Lines containing the string "alerts" are to be counted; report the total by itself.

- RECORDS TO PROCESS -
# # # #

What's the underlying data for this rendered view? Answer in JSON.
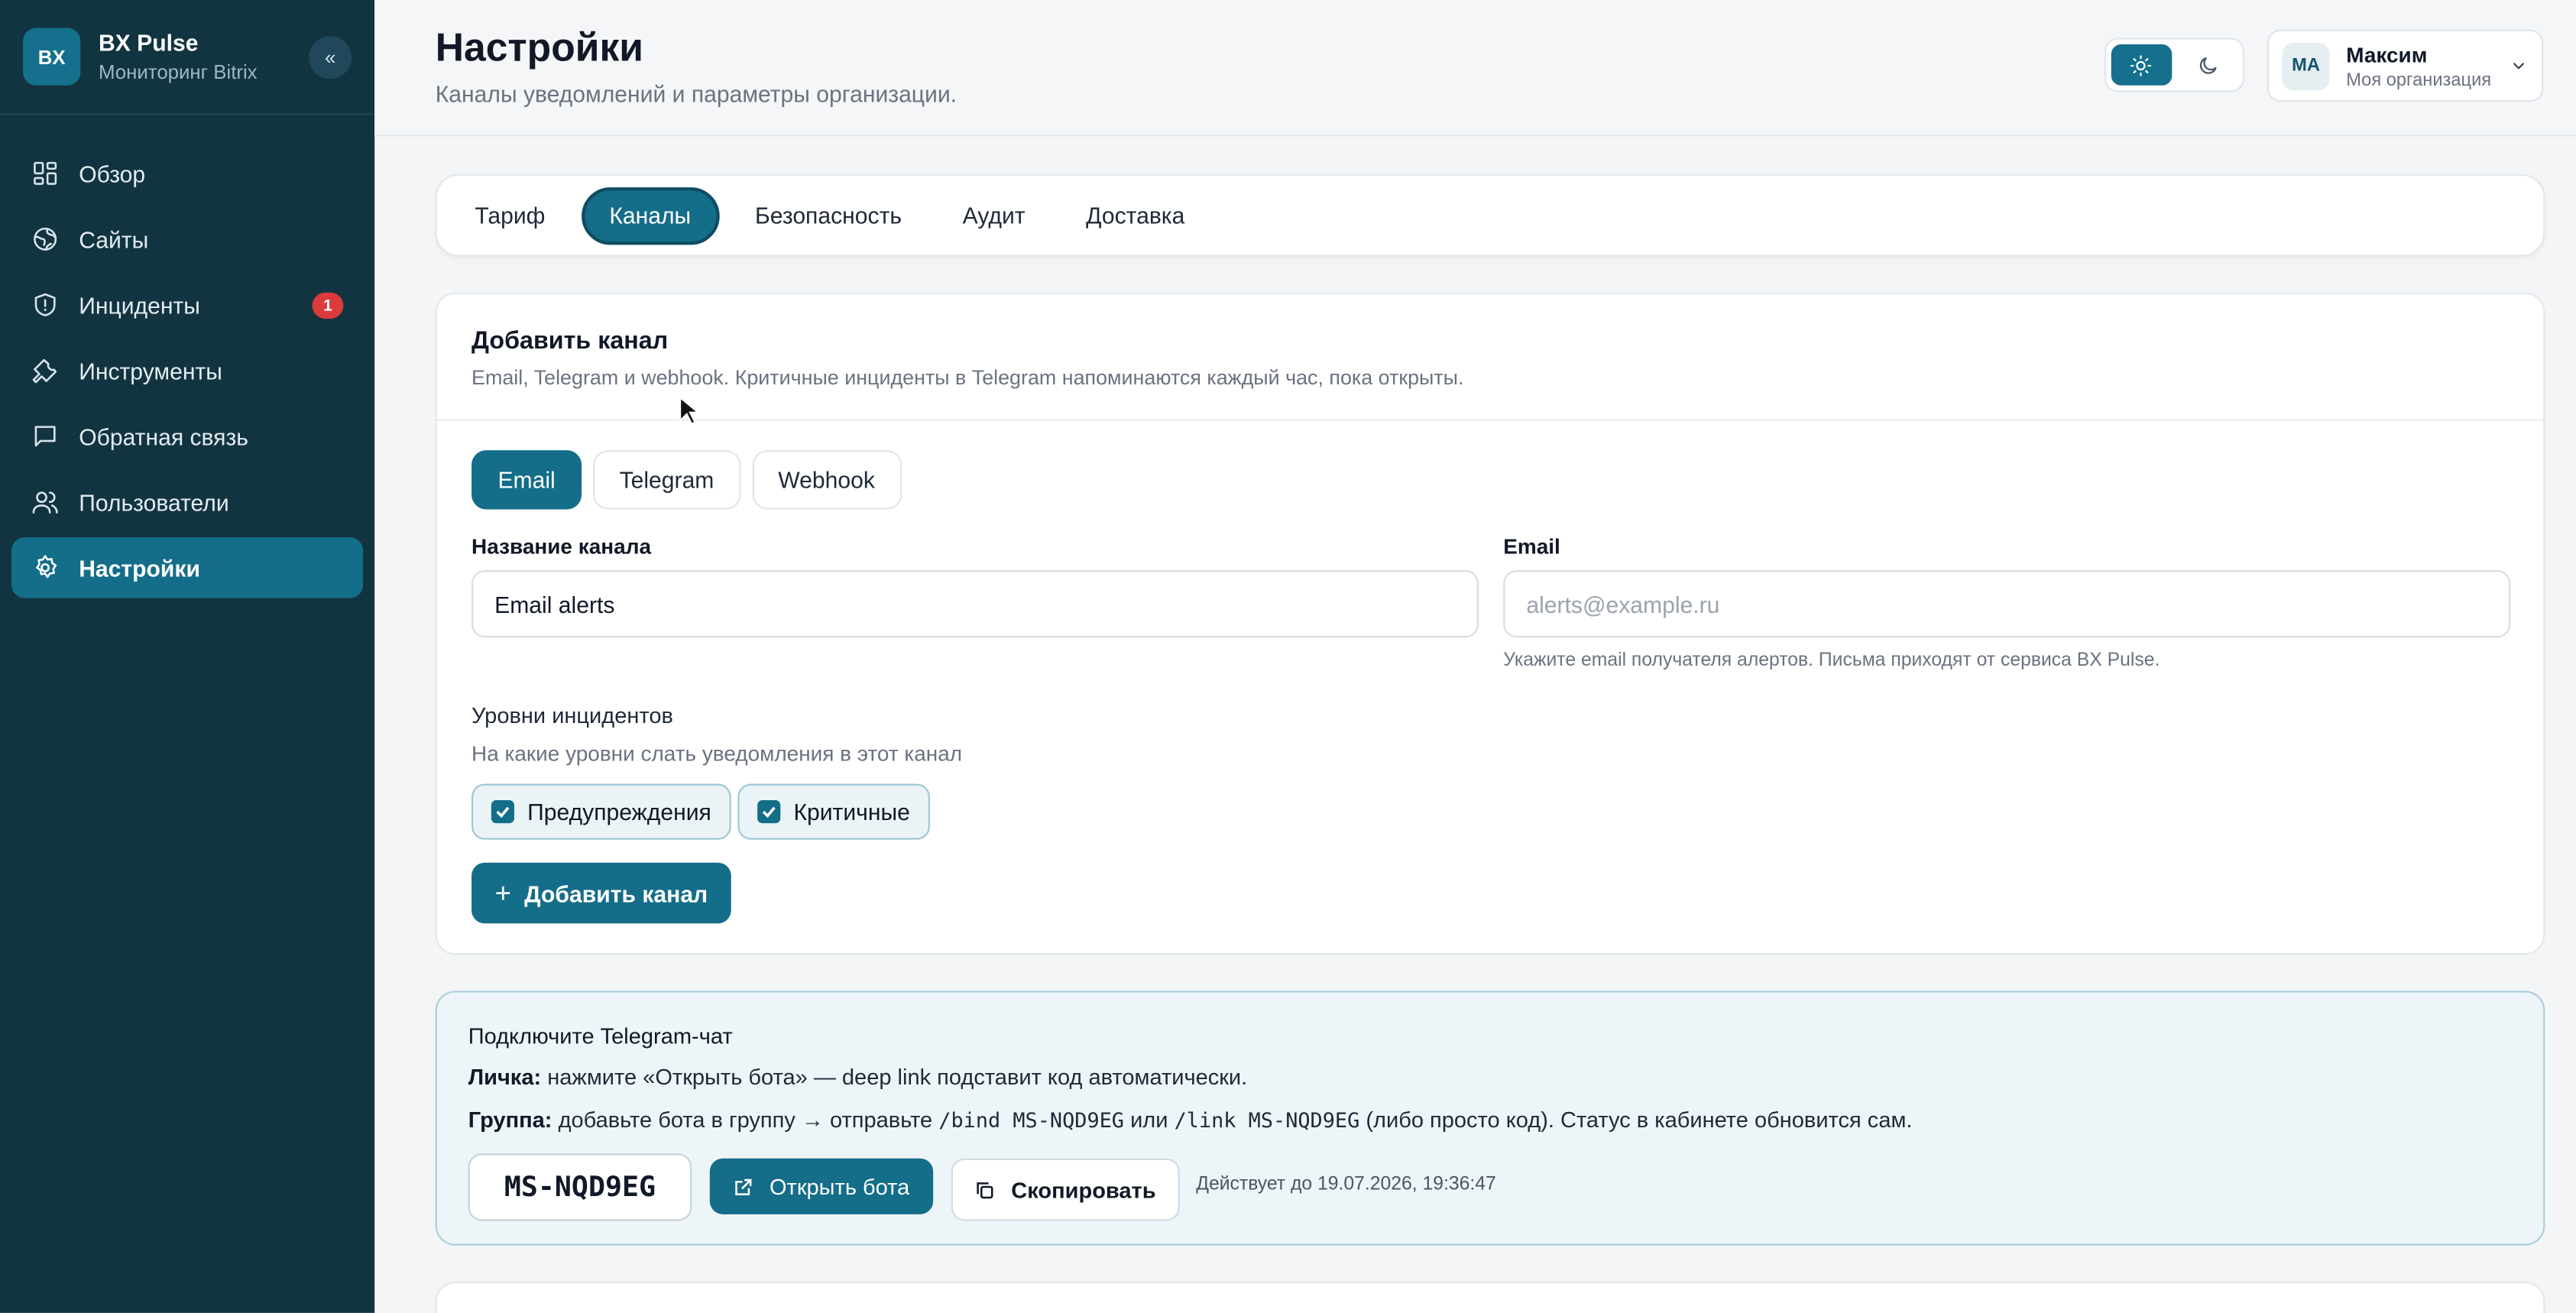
{
  "brand": {
    "logo": "BX",
    "name": "BX Pulse",
    "subtitle": "Мониторинг Bitrix",
    "collapse_icon": "«"
  },
  "sidebar": {
    "items": [
      {
        "label": "Обзор",
        "icon": "grid-icon"
      },
      {
        "label": "Сайты",
        "icon": "globe-icon"
      },
      {
        "label": "Инциденты",
        "icon": "shield-icon",
        "badge": "1"
      },
      {
        "label": "Инструменты",
        "icon": "wrench-icon"
      },
      {
        "label": "Обратная связь",
        "icon": "chat-icon"
      },
      {
        "label": "Пользователи",
        "icon": "users-icon"
      },
      {
        "label": "Настройки",
        "icon": "gear-icon",
        "active": true
      }
    ]
  },
  "header": {
    "title": "Настройки",
    "subtitle": "Каналы уведомлений и параметры организации.",
    "theme": {
      "active": "light"
    },
    "user": {
      "initials": "МА",
      "name": "Максим",
      "org": "Моя организация"
    }
  },
  "tabs": [
    {
      "label": "Тариф"
    },
    {
      "label": "Каналы",
      "active": true
    },
    {
      "label": "Безопасность"
    },
    {
      "label": "Аудит"
    },
    {
      "label": "Доставка"
    }
  ],
  "add_channel": {
    "title": "Добавить канал",
    "description": "Email, Telegram и webhook. Критичные инциденты в Telegram напоминаются каждый час, пока открыты.",
    "types": [
      {
        "label": "Email",
        "active": true
      },
      {
        "label": "Telegram"
      },
      {
        "label": "Webhook"
      }
    ],
    "name_label": "Название канала",
    "name_value": "Email alerts",
    "email_label": "Email",
    "email_placeholder": "alerts@example.ru",
    "email_hint": "Укажите email получателя алертов. Письма приходят от сервиса BX Pulse.",
    "levels_title": "Уровни инцидентов",
    "levels_sub": "На какие уровни слать уведомления в этот канал",
    "levels": [
      {
        "label": "Предупреждения",
        "checked": true
      },
      {
        "label": "Критичные",
        "checked": true
      }
    ],
    "add_button": "Добавить канал"
  },
  "telegram": {
    "title": "Подключите Telegram-чат",
    "personal_label": "Личка:",
    "personal_text": "нажмите «Открыть бота» — deep link подставит код автоматически.",
    "group_label": "Группа:",
    "group_text_1": "добавьте бота в группу → отправьте",
    "group_cmd_1": "/bind MS-NQD9EG",
    "group_text_2": "или",
    "group_cmd_2": "/link MS-NQD9EG",
    "group_text_3": "(либо просто код). Статус в кабинете обновится сам.",
    "code": "MS-NQD9EG",
    "open_button": "Открыть бота",
    "copy_button": "Скопировать",
    "valid_until": "Действует до 19.07.2026, 19:36:47"
  },
  "colors": {
    "sidebar_bg": "#123440",
    "accent": "#146d89",
    "badge": "#dc3b3b"
  }
}
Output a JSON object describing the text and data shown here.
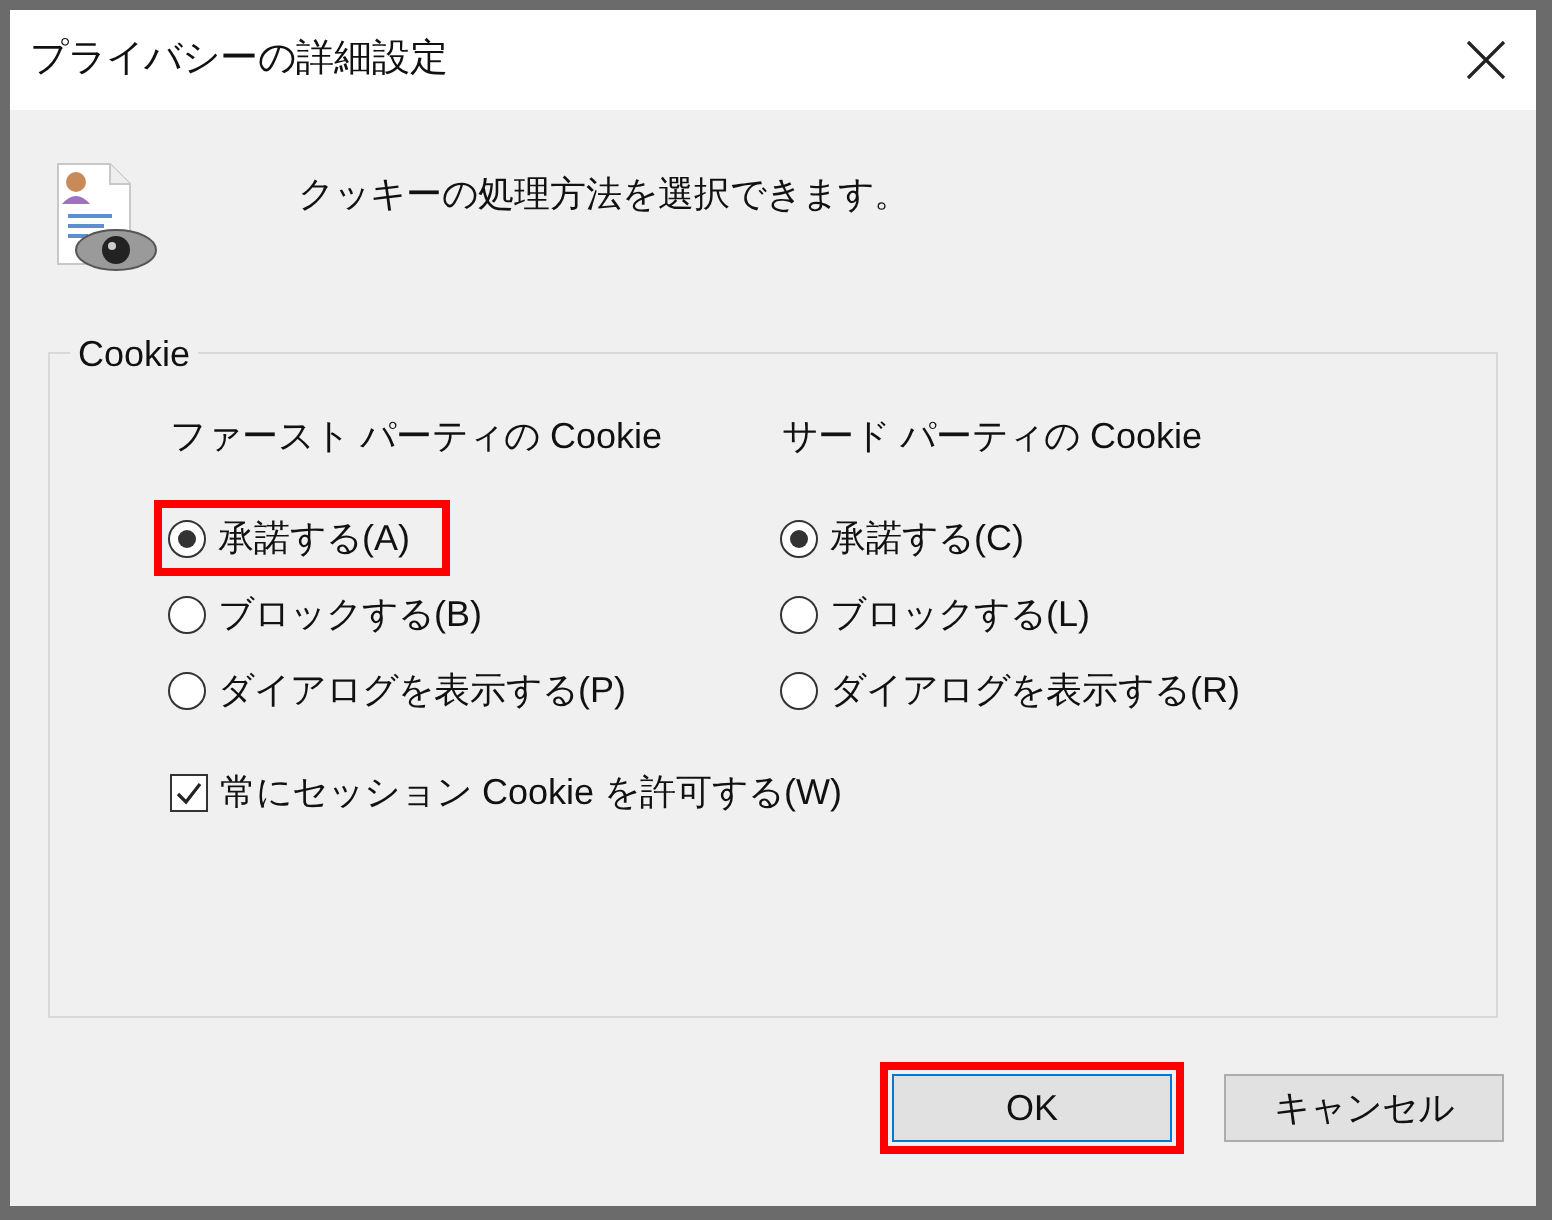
{
  "window": {
    "title": "プライバシーの詳細設定"
  },
  "description": "クッキーの処理方法を選択できます。",
  "group": {
    "label": "Cookie",
    "columns": [
      {
        "heading": "ファースト パーティの Cookie",
        "options": [
          {
            "label": "承諾する(A)",
            "selected": true,
            "highlighted": true
          },
          {
            "label": "ブロックする(B)",
            "selected": false,
            "highlighted": false
          },
          {
            "label": "ダイアログを表示する(P)",
            "selected": false,
            "highlighted": false
          }
        ]
      },
      {
        "heading": "サード パーティの Cookie",
        "options": [
          {
            "label": "承諾する(C)",
            "selected": true,
            "highlighted": false
          },
          {
            "label": "ブロックする(L)",
            "selected": false,
            "highlighted": false
          },
          {
            "label": "ダイアログを表示する(R)",
            "selected": false,
            "highlighted": false
          }
        ]
      }
    ],
    "checkbox": {
      "label": "常にセッション Cookie を許可する(W)",
      "checked": true
    }
  },
  "buttons": [
    {
      "label": "OK",
      "default": true,
      "highlighted": true
    },
    {
      "label": "キャンセル",
      "default": false,
      "highlighted": false
    }
  ]
}
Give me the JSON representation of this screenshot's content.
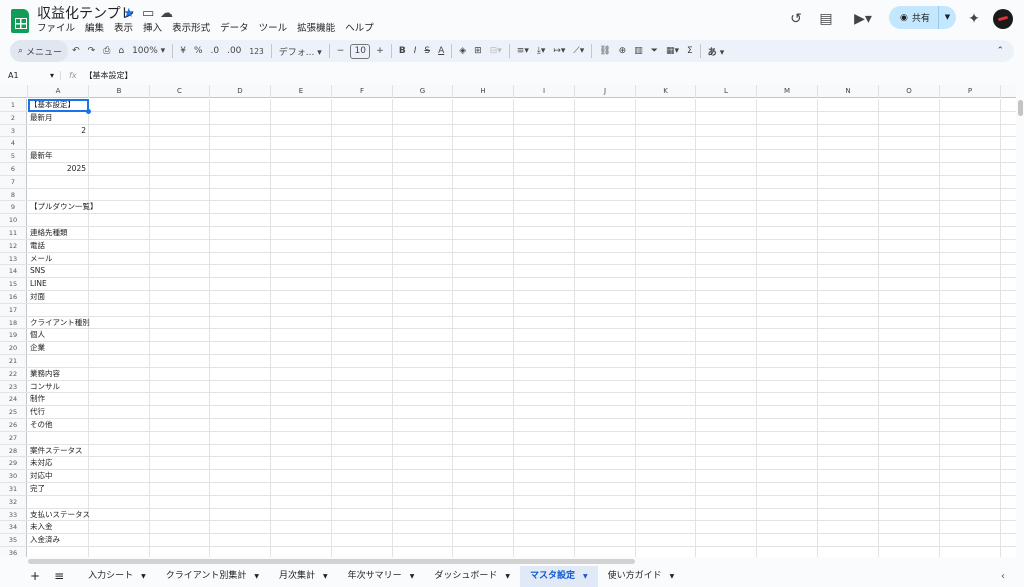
{
  "doc": {
    "title": "収益化テンプレ"
  },
  "menu": [
    "ファイル",
    "編集",
    "表示",
    "挿入",
    "表示形式",
    "データ",
    "ツール",
    "拡張機能",
    "ヘルプ"
  ],
  "header": {
    "share_label": "共有"
  },
  "toolbar": {
    "search_label": "メニュー",
    "zoom": "100%",
    "currency": "¥",
    "percent": "%",
    "dec_decrease": ".0",
    "dec_increase": ".00",
    "format_123": "123",
    "font": "デフォ...",
    "font_size": "10",
    "minus": "−",
    "plus": "+",
    "bold": "B",
    "italic": "I",
    "strike": "S",
    "textcolor": "A",
    "sigma": "Σ",
    "ime": "あ"
  },
  "formula_bar": {
    "cell_ref": "A1",
    "fx": "fx",
    "value": "【基本設定】"
  },
  "columns": [
    "A",
    "B",
    "C",
    "D",
    "E",
    "F",
    "G",
    "H",
    "I",
    "J",
    "K",
    "L",
    "M",
    "N",
    "O",
    "P"
  ],
  "rows": [
    {
      "n": "1",
      "a": "【基本設定】"
    },
    {
      "n": "2",
      "a": "最新月"
    },
    {
      "n": "3",
      "a": "2",
      "num": true
    },
    {
      "n": "4",
      "a": ""
    },
    {
      "n": "5",
      "a": "最新年"
    },
    {
      "n": "6",
      "a": "2025",
      "num": true
    },
    {
      "n": "7",
      "a": ""
    },
    {
      "n": "8",
      "a": ""
    },
    {
      "n": "9",
      "a": "【プルダウン一覧】"
    },
    {
      "n": "10",
      "a": ""
    },
    {
      "n": "11",
      "a": "連絡先種類"
    },
    {
      "n": "12",
      "a": "電話"
    },
    {
      "n": "13",
      "a": "メール"
    },
    {
      "n": "14",
      "a": "SNS"
    },
    {
      "n": "15",
      "a": "LINE"
    },
    {
      "n": "16",
      "a": "対面"
    },
    {
      "n": "17",
      "a": ""
    },
    {
      "n": "18",
      "a": "クライアント種別"
    },
    {
      "n": "19",
      "a": "個人"
    },
    {
      "n": "20",
      "a": "企業"
    },
    {
      "n": "21",
      "a": ""
    },
    {
      "n": "22",
      "a": "業務内容"
    },
    {
      "n": "23",
      "a": "コンサル"
    },
    {
      "n": "24",
      "a": "制作"
    },
    {
      "n": "25",
      "a": "代行"
    },
    {
      "n": "26",
      "a": "その他"
    },
    {
      "n": "27",
      "a": ""
    },
    {
      "n": "28",
      "a": "案件ステータス"
    },
    {
      "n": "29",
      "a": "未対応"
    },
    {
      "n": "30",
      "a": "対応中"
    },
    {
      "n": "31",
      "a": "完了"
    },
    {
      "n": "32",
      "a": ""
    },
    {
      "n": "33",
      "a": "支払いステータス"
    },
    {
      "n": "34",
      "a": "未入金"
    },
    {
      "n": "35",
      "a": "入金済み"
    },
    {
      "n": "36",
      "a": ""
    }
  ],
  "tabs": [
    {
      "label": "入力シート",
      "active": false
    },
    {
      "label": "クライアント別集計",
      "active": false
    },
    {
      "label": "月次集計",
      "active": false
    },
    {
      "label": "年次サマリー",
      "active": false
    },
    {
      "label": "ダッシュボード",
      "active": false
    },
    {
      "label": "マスタ設定",
      "active": true
    },
    {
      "label": "使い方ガイド",
      "active": false
    }
  ],
  "tabs_bar": {
    "add": "+",
    "all": "≡"
  }
}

# # # #

- ANSWER TO THIS PROBLEM -
2